Make an exact copy of the entries below.

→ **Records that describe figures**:
******

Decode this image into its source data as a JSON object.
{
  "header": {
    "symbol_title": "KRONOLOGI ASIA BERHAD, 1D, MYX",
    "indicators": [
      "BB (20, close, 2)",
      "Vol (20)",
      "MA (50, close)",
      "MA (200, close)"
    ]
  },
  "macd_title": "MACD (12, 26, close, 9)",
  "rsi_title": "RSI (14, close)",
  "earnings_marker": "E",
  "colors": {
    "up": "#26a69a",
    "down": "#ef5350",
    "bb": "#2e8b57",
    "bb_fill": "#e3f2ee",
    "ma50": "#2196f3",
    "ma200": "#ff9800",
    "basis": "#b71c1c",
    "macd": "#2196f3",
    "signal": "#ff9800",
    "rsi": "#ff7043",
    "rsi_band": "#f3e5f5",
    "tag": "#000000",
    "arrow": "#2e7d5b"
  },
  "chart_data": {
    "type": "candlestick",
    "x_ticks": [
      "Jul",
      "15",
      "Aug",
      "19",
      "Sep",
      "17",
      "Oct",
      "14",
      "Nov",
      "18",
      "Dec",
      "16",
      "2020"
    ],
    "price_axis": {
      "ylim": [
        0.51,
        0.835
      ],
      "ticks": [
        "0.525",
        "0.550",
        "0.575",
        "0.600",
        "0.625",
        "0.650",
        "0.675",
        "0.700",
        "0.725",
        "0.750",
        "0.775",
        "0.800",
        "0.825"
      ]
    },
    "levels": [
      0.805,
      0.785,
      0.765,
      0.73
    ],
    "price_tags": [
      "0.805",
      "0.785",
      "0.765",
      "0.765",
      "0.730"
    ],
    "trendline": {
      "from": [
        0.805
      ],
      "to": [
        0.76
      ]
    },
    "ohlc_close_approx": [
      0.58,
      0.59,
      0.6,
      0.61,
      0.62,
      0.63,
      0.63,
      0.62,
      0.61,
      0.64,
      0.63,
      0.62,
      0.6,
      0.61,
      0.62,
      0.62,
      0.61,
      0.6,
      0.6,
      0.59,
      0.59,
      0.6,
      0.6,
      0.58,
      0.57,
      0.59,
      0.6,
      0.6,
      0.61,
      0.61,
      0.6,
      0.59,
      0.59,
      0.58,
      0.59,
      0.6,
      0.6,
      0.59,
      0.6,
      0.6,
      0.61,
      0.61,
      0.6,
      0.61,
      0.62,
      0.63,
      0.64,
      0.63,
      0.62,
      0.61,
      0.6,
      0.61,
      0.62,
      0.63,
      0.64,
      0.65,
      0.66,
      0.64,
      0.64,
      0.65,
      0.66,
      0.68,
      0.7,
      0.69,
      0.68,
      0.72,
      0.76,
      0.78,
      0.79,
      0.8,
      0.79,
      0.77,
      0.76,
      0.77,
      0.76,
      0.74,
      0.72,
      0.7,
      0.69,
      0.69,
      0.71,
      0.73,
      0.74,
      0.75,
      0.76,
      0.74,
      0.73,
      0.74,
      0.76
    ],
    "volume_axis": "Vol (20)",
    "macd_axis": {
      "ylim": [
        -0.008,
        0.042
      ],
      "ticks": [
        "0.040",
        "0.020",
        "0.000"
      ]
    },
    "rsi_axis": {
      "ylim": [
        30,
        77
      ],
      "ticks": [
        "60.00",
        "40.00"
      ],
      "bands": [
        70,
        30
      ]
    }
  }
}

******

→ **Exercise answer**:
Decode this image into its source data as a JSON object.
{
  "header": {
    "symbol_title": "KRONOLOGI ASIA BERHAD, 1D, MYX",
    "indicators": [
      "BB (20, close, 2)",
      "Vol (20)",
      "MA (50, close)",
      "MA (200, close)"
    ]
  },
  "macd_title": "MACD (12, 26, close, 9)",
  "rsi_title": "RSI (14, close)",
  "earnings_marker": "E",
  "colors": {
    "up": "#26a69a",
    "down": "#ef5350",
    "bb": "#2e8b57",
    "bb_fill": "#e3f2ee",
    "ma50": "#2196f3",
    "ma200": "#ff9800",
    "basis": "#b71c1c",
    "macd": "#2196f3",
    "signal": "#ff9800",
    "rsi": "#ff7043",
    "rsi_band": "#f3e5f5",
    "tag": "#000000",
    "arrow": "#2e7d5b"
  },
  "chart_data": {
    "type": "candlestick",
    "x_ticks": [
      "Jul",
      "15",
      "Aug",
      "19",
      "Sep",
      "17",
      "Oct",
      "14",
      "Nov",
      "18",
      "Dec",
      "16",
      "2020"
    ],
    "price_axis": {
      "ylim": [
        0.51,
        0.835
      ],
      "ticks": [
        "0.525",
        "0.550",
        "0.575",
        "0.600",
        "0.625",
        "0.650",
        "0.675",
        "0.700",
        "0.725",
        "0.750",
        "0.775",
        "0.800",
        "0.825"
      ]
    },
    "levels": [
      0.805,
      0.785,
      0.765,
      0.73
    ],
    "price_tags": [
      "0.805",
      "0.785",
      "0.765",
      "0.765",
      "0.730"
    ],
    "trendline": {
      "from": [
        0.805
      ],
      "to": [
        0.76
      ]
    },
    "ohlc_close_approx": [
      0.58,
      0.59,
      0.6,
      0.61,
      0.62,
      0.63,
      0.63,
      0.62,
      0.61,
      0.64,
      0.63,
      0.62,
      0.6,
      0.61,
      0.62,
      0.62,
      0.61,
      0.6,
      0.6,
      0.59,
      0.59,
      0.6,
      0.6,
      0.58,
      0.57,
      0.59,
      0.6,
      0.6,
      0.61,
      0.61,
      0.6,
      0.59,
      0.59,
      0.58,
      0.59,
      0.6,
      0.6,
      0.59,
      0.6,
      0.6,
      0.61,
      0.61,
      0.6,
      0.61,
      0.62,
      0.63,
      0.64,
      0.63,
      0.62,
      0.61,
      0.6,
      0.61,
      0.62,
      0.63,
      0.64,
      0.65,
      0.66,
      0.64,
      0.64,
      0.65,
      0.66,
      0.68,
      0.7,
      0.69,
      0.68,
      0.72,
      0.76,
      0.78,
      0.79,
      0.8,
      0.79,
      0.77,
      0.76,
      0.77,
      0.76,
      0.74,
      0.72,
      0.7,
      0.69,
      0.69,
      0.71,
      0.73,
      0.74,
      0.75,
      0.76,
      0.74,
      0.73,
      0.74,
      0.76
    ],
    "volume_axis": "Vol (20)",
    "macd_axis": {
      "ylim": [
        -0.008,
        0.042
      ],
      "ticks": [
        "0.040",
        "0.020",
        "0.000"
      ]
    },
    "rsi_axis": {
      "ylim": [
        30,
        77
      ],
      "ticks": [
        "60.00",
        "40.00"
      ],
      "bands": [
        70,
        30
      ]
    }
  }
}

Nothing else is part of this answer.